** START **

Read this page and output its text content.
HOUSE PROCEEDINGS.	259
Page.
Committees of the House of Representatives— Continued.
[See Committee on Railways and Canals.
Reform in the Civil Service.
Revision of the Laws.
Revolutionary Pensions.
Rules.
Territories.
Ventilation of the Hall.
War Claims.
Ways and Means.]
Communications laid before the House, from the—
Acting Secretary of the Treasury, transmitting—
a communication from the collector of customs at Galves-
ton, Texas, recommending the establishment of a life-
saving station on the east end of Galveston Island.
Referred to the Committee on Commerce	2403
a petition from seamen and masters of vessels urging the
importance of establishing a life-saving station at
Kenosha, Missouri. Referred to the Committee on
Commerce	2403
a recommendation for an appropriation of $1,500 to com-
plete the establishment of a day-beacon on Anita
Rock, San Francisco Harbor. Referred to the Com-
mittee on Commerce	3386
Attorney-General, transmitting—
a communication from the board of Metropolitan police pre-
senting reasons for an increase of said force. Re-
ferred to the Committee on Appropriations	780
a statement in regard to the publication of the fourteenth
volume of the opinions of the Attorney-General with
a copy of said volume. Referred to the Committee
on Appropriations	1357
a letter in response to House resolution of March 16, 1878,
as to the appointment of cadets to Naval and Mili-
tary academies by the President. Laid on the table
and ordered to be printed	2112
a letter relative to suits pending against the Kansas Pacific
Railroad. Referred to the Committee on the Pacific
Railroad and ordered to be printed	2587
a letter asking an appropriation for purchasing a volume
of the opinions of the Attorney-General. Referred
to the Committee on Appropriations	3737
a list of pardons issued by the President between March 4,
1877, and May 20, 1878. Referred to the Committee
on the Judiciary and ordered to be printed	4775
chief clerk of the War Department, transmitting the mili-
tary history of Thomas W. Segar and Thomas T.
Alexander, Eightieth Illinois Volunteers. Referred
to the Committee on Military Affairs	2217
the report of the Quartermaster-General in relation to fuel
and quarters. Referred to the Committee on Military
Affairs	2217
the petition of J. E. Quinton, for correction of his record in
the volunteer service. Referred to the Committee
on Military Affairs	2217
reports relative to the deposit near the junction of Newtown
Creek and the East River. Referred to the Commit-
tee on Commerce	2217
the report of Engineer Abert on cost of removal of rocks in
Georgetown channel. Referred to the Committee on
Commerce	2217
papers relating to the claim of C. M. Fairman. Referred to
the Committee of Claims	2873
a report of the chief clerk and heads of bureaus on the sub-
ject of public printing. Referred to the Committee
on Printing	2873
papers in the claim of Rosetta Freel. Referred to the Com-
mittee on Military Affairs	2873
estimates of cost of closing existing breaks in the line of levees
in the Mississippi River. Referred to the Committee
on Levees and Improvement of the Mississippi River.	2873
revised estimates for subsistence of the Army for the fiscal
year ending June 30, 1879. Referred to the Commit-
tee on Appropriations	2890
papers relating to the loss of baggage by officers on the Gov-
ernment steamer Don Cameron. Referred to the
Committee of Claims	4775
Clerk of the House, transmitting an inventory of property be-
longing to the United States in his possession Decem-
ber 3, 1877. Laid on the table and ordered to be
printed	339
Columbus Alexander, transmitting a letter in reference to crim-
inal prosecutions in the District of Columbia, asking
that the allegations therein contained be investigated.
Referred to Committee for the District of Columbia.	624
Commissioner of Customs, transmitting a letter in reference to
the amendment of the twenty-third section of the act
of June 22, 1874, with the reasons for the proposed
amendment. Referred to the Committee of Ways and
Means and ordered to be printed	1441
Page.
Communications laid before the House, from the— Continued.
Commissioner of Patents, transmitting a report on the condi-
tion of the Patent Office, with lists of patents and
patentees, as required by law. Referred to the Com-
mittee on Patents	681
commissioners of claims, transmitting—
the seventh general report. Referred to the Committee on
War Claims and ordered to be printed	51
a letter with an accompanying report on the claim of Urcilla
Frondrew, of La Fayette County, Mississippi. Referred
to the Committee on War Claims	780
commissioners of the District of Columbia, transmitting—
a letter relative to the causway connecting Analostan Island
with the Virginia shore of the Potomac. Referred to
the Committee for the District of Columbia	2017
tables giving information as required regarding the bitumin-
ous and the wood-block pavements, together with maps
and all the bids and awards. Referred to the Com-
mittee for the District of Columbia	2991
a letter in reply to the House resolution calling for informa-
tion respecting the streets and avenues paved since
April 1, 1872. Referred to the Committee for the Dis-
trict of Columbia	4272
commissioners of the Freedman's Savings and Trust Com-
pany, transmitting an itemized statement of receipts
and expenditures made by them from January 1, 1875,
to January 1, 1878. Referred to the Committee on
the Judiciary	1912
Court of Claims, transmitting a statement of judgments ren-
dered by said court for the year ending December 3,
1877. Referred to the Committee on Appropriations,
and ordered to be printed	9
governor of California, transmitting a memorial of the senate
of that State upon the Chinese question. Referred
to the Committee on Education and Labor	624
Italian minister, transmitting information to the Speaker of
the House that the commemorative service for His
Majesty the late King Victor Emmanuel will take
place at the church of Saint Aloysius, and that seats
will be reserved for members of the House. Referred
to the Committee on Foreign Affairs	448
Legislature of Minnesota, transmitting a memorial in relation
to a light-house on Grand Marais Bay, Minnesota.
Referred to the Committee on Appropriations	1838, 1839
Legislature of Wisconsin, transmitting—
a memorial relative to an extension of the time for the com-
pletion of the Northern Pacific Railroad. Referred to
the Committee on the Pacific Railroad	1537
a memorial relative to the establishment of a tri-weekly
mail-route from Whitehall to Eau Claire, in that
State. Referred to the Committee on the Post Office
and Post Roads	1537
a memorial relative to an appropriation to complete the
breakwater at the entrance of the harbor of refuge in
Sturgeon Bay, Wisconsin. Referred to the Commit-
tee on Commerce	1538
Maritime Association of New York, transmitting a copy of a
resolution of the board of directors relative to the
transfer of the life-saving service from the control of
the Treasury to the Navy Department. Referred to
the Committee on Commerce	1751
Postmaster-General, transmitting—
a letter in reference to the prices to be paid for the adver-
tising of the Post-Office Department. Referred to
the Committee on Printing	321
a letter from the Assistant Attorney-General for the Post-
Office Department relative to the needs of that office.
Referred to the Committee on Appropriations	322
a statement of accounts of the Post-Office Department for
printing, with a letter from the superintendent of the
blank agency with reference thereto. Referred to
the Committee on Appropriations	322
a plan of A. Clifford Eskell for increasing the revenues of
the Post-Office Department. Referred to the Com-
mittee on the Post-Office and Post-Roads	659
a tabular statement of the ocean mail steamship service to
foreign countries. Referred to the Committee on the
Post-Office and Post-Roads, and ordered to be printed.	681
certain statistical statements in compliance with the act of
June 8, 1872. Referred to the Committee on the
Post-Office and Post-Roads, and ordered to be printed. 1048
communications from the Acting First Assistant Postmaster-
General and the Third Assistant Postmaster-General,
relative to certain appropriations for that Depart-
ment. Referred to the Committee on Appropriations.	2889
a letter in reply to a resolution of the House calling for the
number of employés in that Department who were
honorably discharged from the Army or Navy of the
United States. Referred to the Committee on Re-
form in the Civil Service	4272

** END **

→ OBJECTIVE
Transcribe the data. Leave every line exactly as it is.

→ EXERCISE ANSWER
Read this page and output its text content.
HOUSE PROCEEDINGS.	259
Page.
Committees of the House of Representatives— Continued.
[See Committee on Railways and Canals.
Reform in the Civil Service.
Revision of the Laws.
Revolutionary Pensions.
Rules.
Territories.
Ventilation of the Hall.
War Claims.
Ways and Means.]
Communications laid before the House, from the—
Acting Secretary of the Treasury, transmitting—
a communication from the collector of customs at Galves-
ton, Texas, recommending the establishment of a life-
saving station on the east end of Galveston Island.
Referred to the Committee on Commerce	2403
a petition from seamen and masters of vessels urging the
importance of establishing a life-saving station at
Kenosha, Missouri. Referred to the Committee on
Commerce	2403
a recommendation for an appropriation of $1,500 to com-
plete the establishment of a day-beacon on Anita
Rock, San Francisco Harbor. Referred to the Com-
mittee on Commerce	3386
Attorney-General, transmitting—
a communication from the board of Metropolitan police pre-
senting reasons for an increase of said force. Re-
ferred to the Committee on Appropriations	780
a statement in regard to the publication of the fourteenth
volume of the opinions of the Attorney-General with
a copy of said volume. Referred to the Committee
on Appropriations	1357
a letter in response to House resolution of March 16, 1878,
as to the appointment of cadets to Naval and Mili-
tary academies by the President. Laid on the table
and ordered to be printed	2112
a letter relative to suits pending against the Kansas Pacific
Railroad. Referred to the Committee on the Pacific
Railroad and ordered to be printed	2587
a letter asking an appropriation for purchasing a volume
of the opinions of the Attorney-General. Referred
to the Committee on Appropriations	3737
a list of pardons issued by the President between March 4,
1877, and May 20, 1878. Referred to the Committee
on the Judiciary and ordered to be printed	4775
chief clerk of the War Department, transmitting the mili-
tary history of Thomas W. Segar and Thomas T.
Alexander, Eightieth Illinois Volunteers. Referred
to the Committee on Military Affairs	2217
the report of the Quartermaster-General in relation to fuel
and quarters. Referred to the Committee on Military
Affairs	2217
the petition of J. E. Quinton, for correction of his record in
the volunteer service. Referred to the Committee
on Military Affairs	2217
reports relative to the deposit near the junction of Newtown
Creek and the East River. Referred to the Commit-
tee on Commerce	2217
the report of Engineer Abert on cost of removal of rocks in
Georgetown channel. Referred to the Committee on
Commerce	2217
papers relating to the claim of C. M. Fairman. Referred to
the Committee of Claims	2873
a report of the chief clerk and heads of bureaus on the sub-
ject of public printing. Referred to the Committee
on Printing	2873
papers in the claim of Rosetta Freel. Referred to the Com-
mittee on Military Affairs	2873
estimates of cost of closing existing breaks in the line of levees
in the Mississippi River. Referred to the Committee
on Levees and Improvement of the Mississippi River.	2873
revised estimates for subsistence of the Army for the fiscal
year ending June 30, 1879. Referred to the Commit-
tee on Appropriations	2890
papers relating to the loss of baggage by officers on the Gov-
ernment steamer Don Cameron. Referred to the
Committee of Claims	4775
Clerk of the House, transmitting an inventory of property be-
longing to the United States in his possession Decem-
ber 3, 1877. Laid on the table and ordered to be
printed	339
Columbus Alexander, transmitting a letter in reference to crim-
inal prosecutions in the District of Columbia, asking
that the allegations therein contained be investigated.
Referred to Committee for the District of Columbia.	624
Commissioner of Customs, transmitting a letter in reference to
the amendment of the twenty-third section of the act
of June 22, 1874, with the reasons for the proposed
amendment. Referred to the Committee of Ways and
Means and ordered to be printed	1441
Page.
Communications laid before the House, from the— Continued.
Commissioner of Patents, transmitting a report on the condi-
tion of the Patent Office, with lists of patents and
patentees, as required by law. Referred to the Com-
mittee on Patents	681
commissioners of claims, transmitting—
the seventh general report. Referred to the Committee on
War Claims and ordered to be printed	51
a letter with an accompanying report on the claim of Urcilla
Frondrew, of La Fayette County, Mississippi. Referred
to the Committee on War Claims	780
commissioners of the District of Columbia, transmitting—
a letter relative to the causway connecting Analostan Island
with the Virginia shore of the Potomac. Referred to
the Committee for the District of Columbia	2017
tables giving information as required regarding the bitumin-
ous and the wood-block pavements, together with maps
and all the bids and awards. Referred to the Com-
mittee for the District of Columbia	2991
a letter in reply to the House resolution calling for informa-
tion respecting the streets and avenues paved since
April 1, 1872. Referred to the Committee for the Dis-
trict of Columbia	4272
commissioners of the Freedman's Savings and Trust Com-
pany, transmitting an itemized statement of receipts
and expenditures made by them from January 1, 1875,
to January 1, 1878. Referred to the Committee on
the Judiciary	1912
Court of Claims, transmitting a statement of judgments ren-
dered by said court for the year ending December 3,
1877. Referred to the Committee on Appropriations,
and ordered to be printed	9
governor of California, transmitting a memorial of the senate
of that State upon the Chinese question. Referred
to the Committee on Education and Labor	624
Italian minister, transmitting information to the Speaker of
the House that the commemorative service for His
Majesty the late King Victor Emmanuel will take
place at the church of Saint Aloysius, and that seats
will be reserved for members of the House. Referred
to the Committee on Foreign Affairs	448
Legislature of Minnesota, transmitting a memorial in relation
to a light-house on Grand Marais Bay, Minnesota.
Referred to the Committee on Appropriations	1838, 1839
Legislature of Wisconsin, transmitting—
a memorial relative to an extension of the time for the com-
pletion of the Northern Pacific Railroad. Referred to
the Committee on the Pacific Railroad	1537
a memorial relative to the establishment of a tri-weekly
mail-route from Whitehall to Eau Claire, in that
State. Referred to the Committee on the Post Office
and Post Roads	1537
a memorial relative to an appropriation to complete the
breakwater at the entrance of the harbor of refuge in
Sturgeon Bay, Wisconsin. Referred to the Commit-
tee on Commerce	1538
Maritime Association of New York, transmitting a copy of a
resolution of the board of directors relative to the
transfer of the life-saving service from the control of
the Treasury to the Navy Department. Referred to
the Committee on Commerce	1751
Postmaster-General, transmitting—
a letter in reference to the prices to be paid for the adver-
tising of the Post-Office Department. Referred to
the Committee on Printing	321
a letter from the Assistant Attorney-General for the Post-
Office Department relative to the needs of that office.
Referred to the Committee on Appropriations	322
a statement of accounts of the Post-Office Department for
printing, with a letter from the superintendent of the
blank agency with reference thereto. Referred to
the Committee on Appropriations	322
a plan of A. Clifford Eskell for increasing the revenues of
the Post-Office Department. Referred to the Com-
mittee on the Post-Office and Post-Roads	659
a tabular statement of the ocean mail steamship service to
foreign countries. Referred to the Committee on the
Post-Office and Post-Roads, and ordered to be printed.	681
certain statistical statements in compliance with the act of
June 8, 1872. Referred to the Committee on the
Post-Office and Post-Roads, and ordered to be printed. 1048
communications from the Acting First Assistant Postmaster-
General and the Third Assistant Postmaster-General,
relative to certain appropriations for that Depart-
ment. Referred to the Committee on Appropriations.	2889
a letter in reply to a resolution of the House calling for the
number of employés in that Department who were
honorably discharged from the Army or Navy of the
United States. Referred to the Committee on Re-
form in the Civil Service	4272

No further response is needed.